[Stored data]

════════

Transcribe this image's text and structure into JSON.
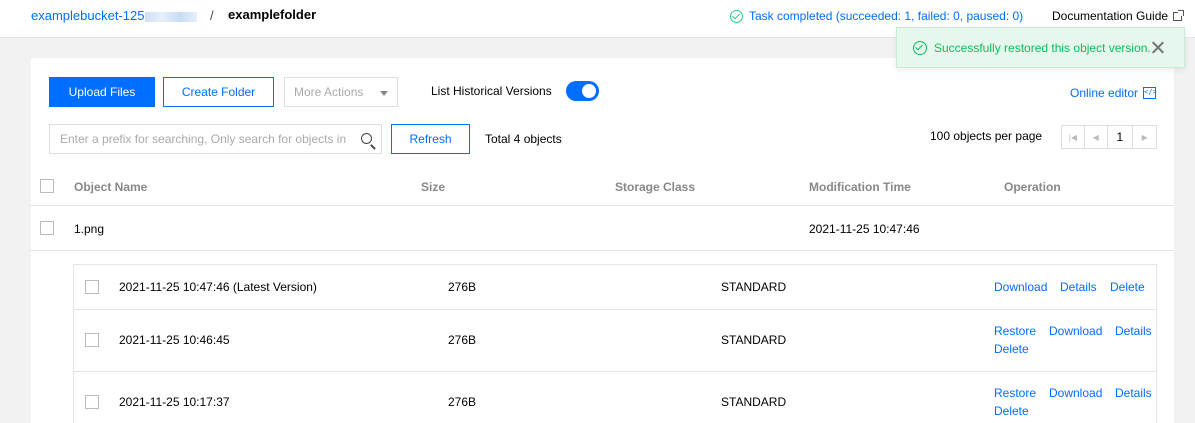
{
  "breadcrumb": {
    "bucket": "examplebucket-125",
    "separator": "/",
    "folder": "examplefolder"
  },
  "task_status": "Task completed (succeeded: 1, failed: 0, paused: 0)",
  "documentation_guide": "Documentation Guide",
  "toast": {
    "message": "Successfully restored this object version."
  },
  "toolbar": {
    "upload_label": "Upload Files",
    "create_folder_label": "Create Folder",
    "more_actions_label": "More Actions",
    "historical_versions_label": "List Historical Versions",
    "historical_versions_on": true,
    "online_editor_label": "Online editor"
  },
  "search": {
    "placeholder": "Enter a prefix for searching, Only search for objects in th",
    "value": ""
  },
  "refresh_label": "Refresh",
  "total_label": "Total 4 objects",
  "pagination": {
    "per_page_label": "100 objects per page",
    "current_page": "1"
  },
  "table": {
    "headers": [
      "Object Name",
      "Size",
      "Storage Class",
      "Modification Time",
      "Operation"
    ],
    "rows": [
      {
        "name": "1.png",
        "size": "",
        "storage_class": "",
        "modified": "2021-11-25 10:47:46"
      }
    ]
  },
  "versions": [
    {
      "name": "2021-11-25 10:47:46 (Latest Version)",
      "size": "276B",
      "storage_class": "STANDARD",
      "actions": [
        "Download",
        "Details",
        "Delete"
      ]
    },
    {
      "name": "2021-11-25 10:46:45",
      "size": "276B",
      "storage_class": "STANDARD",
      "actions": [
        "Restore",
        "Download",
        "Details",
        "Delete"
      ]
    },
    {
      "name": "2021-11-25 10:17:37",
      "size": "276B",
      "storage_class": "STANDARD",
      "actions": [
        "Restore",
        "Download",
        "Details",
        "Delete"
      ]
    }
  ],
  "colors": {
    "primary": "#006eff",
    "success": "#0abf5b",
    "toast_bg": "#e6f7ee"
  }
}
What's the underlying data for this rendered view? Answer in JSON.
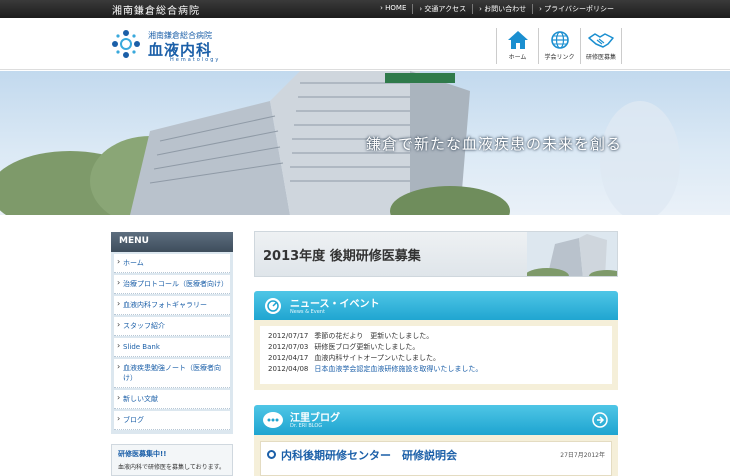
{
  "site": {
    "name": "湘南鎌倉総合病院"
  },
  "topnav": {
    "items": [
      "› HOME",
      "› 交通アクセス",
      "› お問い合わせ",
      "› プライバシーポリシー"
    ]
  },
  "logo": {
    "sub": "湘南鎌倉総合病院",
    "main": "血液内科",
    "en": "Hematology"
  },
  "header_icons": [
    {
      "label": "ホーム",
      "icon": "home-icon"
    },
    {
      "label": "学会リンク",
      "icon": "globe-icon"
    },
    {
      "label": "研修医募集",
      "icon": "handshake-icon"
    }
  ],
  "hero": {
    "tagline": "鎌倉で新たな血液疾患の未来を創る"
  },
  "menu": {
    "title": "MENU",
    "items": [
      "ホーム",
      "治療プロトコール（医療者向け）",
      "血液内科フォトギャラリー",
      "スタッフ紹介",
      "Slide Bank",
      "血液疾患勉強ノート（医療者向け）",
      "新しい文献",
      "ブログ"
    ]
  },
  "recruit": {
    "title": "研修医募集中!!",
    "desc": "血液内科で研修医を募集しております。"
  },
  "banner": {
    "text": "2013年度 後期研修医募集"
  },
  "news": {
    "title": "ニュース・イベント",
    "subtitle": "News & Event",
    "rows": [
      {
        "date": "2012/07/17",
        "text": "季節の花だより　更新いたしました。",
        "link": false
      },
      {
        "date": "2012/07/03",
        "text": "研修医ブログ更新いたしました。",
        "link": false
      },
      {
        "date": "2012/04/17",
        "text": "血液内科サイトオープンいたしました。",
        "link": false
      },
      {
        "date": "2012/04/08",
        "text": "日本血液学会認定血液研修施設を取得いたしました。",
        "link": true
      }
    ]
  },
  "blog": {
    "title": "江里ブログ",
    "subtitle": "Dr. ERI BLOG",
    "post_title": "内科後期研修センター　研修説明会",
    "post_date": "27日7月2012年"
  },
  "colors": {
    "brand": "#1b5fa8",
    "accent": "#1ea4d0",
    "topbar": "#2a2a2a"
  }
}
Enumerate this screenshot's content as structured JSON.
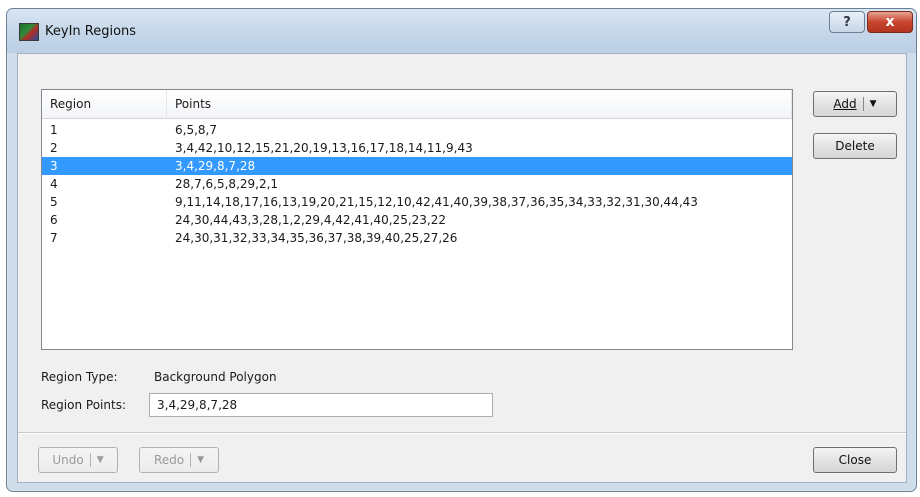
{
  "window": {
    "title": "KeyIn Regions",
    "help_label": "?",
    "close_glyph": "x"
  },
  "listview": {
    "headers": {
      "region": "Region",
      "points": "Points"
    },
    "rows": [
      {
        "region": "1",
        "points": "6,5,8,7"
      },
      {
        "region": "2",
        "points": "3,4,42,10,12,15,21,20,19,13,16,17,18,14,11,9,43"
      },
      {
        "region": "3",
        "points": "3,4,29,8,7,28"
      },
      {
        "region": "4",
        "points": "28,7,6,5,8,29,2,1"
      },
      {
        "region": "5",
        "points": "9,11,14,18,17,16,13,19,20,21,15,12,10,42,41,40,39,38,37,36,35,34,33,32,31,30,44,43"
      },
      {
        "region": "6",
        "points": "24,30,44,43,3,28,1,2,29,4,42,41,40,25,23,22"
      },
      {
        "region": "7",
        "points": "24,30,31,32,33,34,35,36,37,38,39,40,25,27,26"
      }
    ],
    "selected_row": "3"
  },
  "details": {
    "region_type_label": "Region Type:",
    "region_type_value": "Background Polygon",
    "region_points_label": "Region Points:",
    "region_points_value": "3,4,29,8,7,28"
  },
  "buttons": {
    "add": "Add",
    "delete": "Delete",
    "undo": "Undo",
    "redo": "Redo",
    "close": "Close"
  },
  "icons": {
    "add_dropdown": "▼",
    "undo_dropdown": "▼",
    "redo_dropdown": "▼"
  }
}
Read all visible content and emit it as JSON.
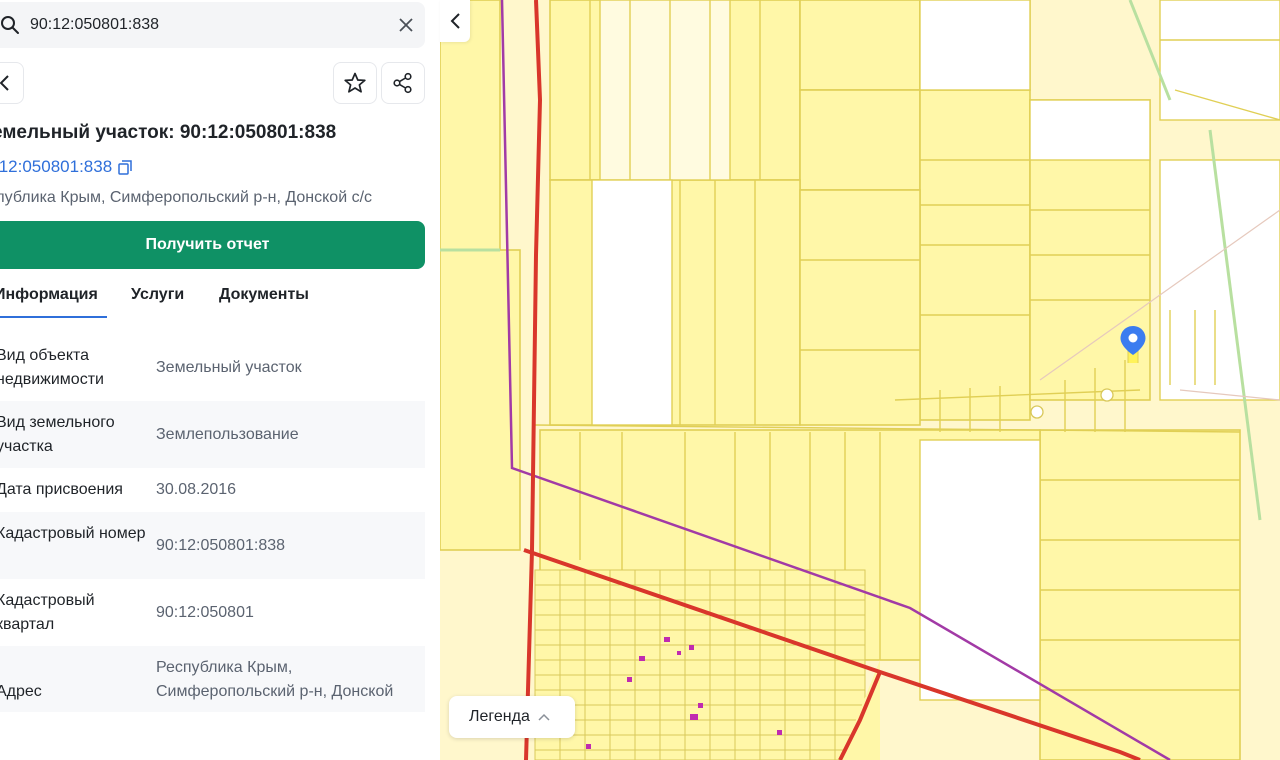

════════

▶ GOAL: Can you restate all the records above word for word while dropping the pictures?

▶ RIGHT ANSWER:
Transcribe this image's text and structure into JSON.
{
  "breadcrumb": {
    "bucket": "examplebucket-125",
    "separator": "/",
    "folder": "examplefolder"
  },
  "task_status": "Task completed (succeeded: 1, failed: 0, paused: 0)",
  "documentation_guide": "Documentation Guide",
  "toast": {
    "message": "Successfully restored this object version."
  },
  "toolbar": {
    "upload_label": "Upload Files",
    "create_folder_label": "Create Folder",
    "more_actions_label": "More Actions",
    "historical_versions_label": "List Historical Versions",
    "historical_versions_on": true,
    "online_editor_label": "Online editor"
  },
  "search": {
    "placeholder": "Enter a prefix for searching, Only search for objects in th",
    "value": ""
  },
  "refresh_label": "Refresh",
  "total_label": "Total 4 objects",
  "pagination": {
    "per_page_label": "100 objects per page",
    "current_page": "1"
  },
  "table": {
    "headers": [
      "Object Name",
      "Size",
      "Storage Class",
      "Modification Time",
      "Operation"
    ],
    "rows": [
      {
        "name": "1.png",
        "size": "",
        "storage_class": "",
        "modified": "2021-11-25 10:47:46"
      }
    ]
  },
  "versions": [
    {
      "name": "2021-11-25 10:47:46 (Latest Version)",
      "size": "276B",
      "storage_class": "STANDARD",
      "actions": [
        "Download",
        "Details",
        "Delete"
      ]
    },
    {
      "name": "2021-11-25 10:46:45",
      "size": "276B",
      "storage_class": "STANDARD",
      "actions": [
        "Restore",
        "Download",
        "Details",
        "Delete"
      ]
    },
    {
      "name": "2021-11-25 10:17:37",
      "size": "276B",
      "storage_class": "STANDARD",
      "actions": [
        "Restore",
        "Download",
        "Details",
        "Delete"
      ]
    }
  ],
  "colors": {
    "primary": "#006eff",
    "success": "#0abf5b",
    "toast_bg": "#e6f7ee"
  }
}
What's the underlying data for this rendered view? Answer in JSON.
{
  "site": {
    "name": "湘南鎌倉総合病院"
  },
  "topnav": {
    "items": [
      "› HOME",
      "› 交通アクセス",
      "› お問い合わせ",
      "› プライバシーポリシー"
    ]
  },
  "logo": {
    "sub": "湘南鎌倉総合病院",
    "main": "血液内科",
    "en": "Hematology"
  },
  "header_icons": [
    {
      "label": "ホーム",
      "icon": "home-icon"
    },
    {
      "label": "学会リンク",
      "icon": "globe-icon"
    },
    {
      "label": "研修医募集",
      "icon": "handshake-icon"
    }
  ],
  "hero": {
    "tagline": "鎌倉で新たな血液疾患の未来を創る"
  },
  "menu": {
    "title": "MENU",
    "items": [
      "ホーム",
      "治療プロトコール（医療者向け）",
      "血液内科フォトギャラリー",
      "スタッフ紹介",
      "Slide Bank",
      "血液疾患勉強ノート（医療者向け）",
      "新しい文献",
      "ブログ"
    ]
  },
  "recruit": {
    "title": "研修医募集中!!",
    "desc": "血液内科で研修医を募集しております。"
  },
  "banner": {
    "text": "2013年度 後期研修医募集"
  },
  "news": {
    "title": "ニュース・イベント",
    "subtitle": "News & Event",
    "rows": [
      {
        "date": "2012/07/17",
        "text": "季節の花だより　更新いたしました。",
        "link": false
      },
      {
        "date": "2012/07/03",
        "text": "研修医ブログ更新いたしました。",
        "link": false
      },
      {
        "date": "2012/04/17",
        "text": "血液内科サイトオープンいたしました。",
        "link": false
      },
      {
        "date": "2012/04/08",
        "text": "日本血液学会認定血液研修施設を取得いたしました。",
        "link": true
      }
    ]
  },
  "blog": {
    "title": "江里ブログ",
    "subtitle": "Dr. ERI BLOG",
    "post_title": "内科後期研修センター　研修説明会",
    "post_date": "27日7月2012年"
  },
  "colors": {
    "brand": "#1b5fa8",
    "accent": "#1ea4d0",
    "topbar": "#2a2a2a"
  }
}
Enumerate this screenshot's content as structured JSON.
{
  "window": {
    "title": "KeyIn Regions",
    "help_label": "?",
    "close_glyph": "x"
  },
  "listview": {
    "headers": {
      "region": "Region",
      "points": "Points"
    },
    "rows": [
      {
        "region": "1",
        "points": "6,5,8,7"
      },
      {
        "region": "2",
        "points": "3,4,42,10,12,15,21,20,19,13,16,17,18,14,11,9,43"
      },
      {
        "region": "3",
        "points": "3,4,29,8,7,28"
      },
      {
        "region": "4",
        "points": "28,7,6,5,8,29,2,1"
      },
      {
        "region": "5",
        "points": "9,11,14,18,17,16,13,19,20,21,15,12,10,42,41,40,39,38,37,36,35,34,33,32,31,30,44,43"
      },
      {
        "region": "6",
        "points": "24,30,44,43,3,28,1,2,29,4,42,41,40,25,23,22"
      },
      {
        "region": "7",
        "points": "24,30,31,32,33,34,35,36,37,38,39,40,25,27,26"
      }
    ],
    "selected_row": "3"
  },
  "details": {
    "region_type_label": "Region Type:",
    "region_type_value": "Background Polygon",
    "region_points_label": "Region Points:",
    "region_points_value": "3,4,29,8,7,28"
  },
  "buttons": {
    "add": "Add",
    "delete": "Delete",
    "undo": "Undo",
    "redo": "Redo",
    "close": "Close"
  },
  "icons": {
    "add_dropdown": "▼",
    "undo_dropdown": "▼",
    "redo_dropdown": "▼"
  }
}
Read all visible content and emit it as JSON.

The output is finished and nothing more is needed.